WHAT IS NEEDED
Take the line that has "Extract all readable text from this page." in it and every line after it to the end of the entries, and reproduce them exactly.

BEGIN RECORDED INFORMATION

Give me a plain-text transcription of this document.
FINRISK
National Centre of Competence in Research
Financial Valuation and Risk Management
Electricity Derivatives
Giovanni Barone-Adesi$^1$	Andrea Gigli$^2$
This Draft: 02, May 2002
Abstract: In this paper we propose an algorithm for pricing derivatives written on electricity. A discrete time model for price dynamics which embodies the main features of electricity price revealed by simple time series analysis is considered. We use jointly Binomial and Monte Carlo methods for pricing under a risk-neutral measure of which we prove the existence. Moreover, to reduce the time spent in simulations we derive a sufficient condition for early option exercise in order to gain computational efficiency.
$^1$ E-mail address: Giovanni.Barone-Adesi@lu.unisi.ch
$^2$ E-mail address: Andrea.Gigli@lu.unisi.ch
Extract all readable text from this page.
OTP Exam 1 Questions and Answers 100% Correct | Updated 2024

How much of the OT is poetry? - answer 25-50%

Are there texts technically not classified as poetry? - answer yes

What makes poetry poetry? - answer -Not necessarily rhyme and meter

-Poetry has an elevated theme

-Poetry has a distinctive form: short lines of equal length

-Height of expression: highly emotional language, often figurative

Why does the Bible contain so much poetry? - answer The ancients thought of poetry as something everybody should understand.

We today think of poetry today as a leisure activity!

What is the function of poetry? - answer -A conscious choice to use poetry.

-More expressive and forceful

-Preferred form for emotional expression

END RECORDED INFORMATION

WRITTEN REPLY
Extract all readable text from this page.
OTP Exam 1 Questions and Answers 100% Correct | Updated 2024

How much of the OT is poetry? - answer 25-50%

Are there texts technically not classified as poetry? - answer yes

What makes poetry poetry? - answer -Not necessarily rhyme and meter

-Poetry has an elevated theme

-Poetry has a distinctive form: short lines of equal length

-Height of expression: highly emotional language, often figurative

Why does the Bible contain so much poetry? - answer The ancients thought of poetry as something everybody should understand.

We today think of poetry today as a leisure activity!

What is the function of poetry? - answer -A conscious choice to use poetry.

-More expressive and forceful

-Preferred form for emotional expression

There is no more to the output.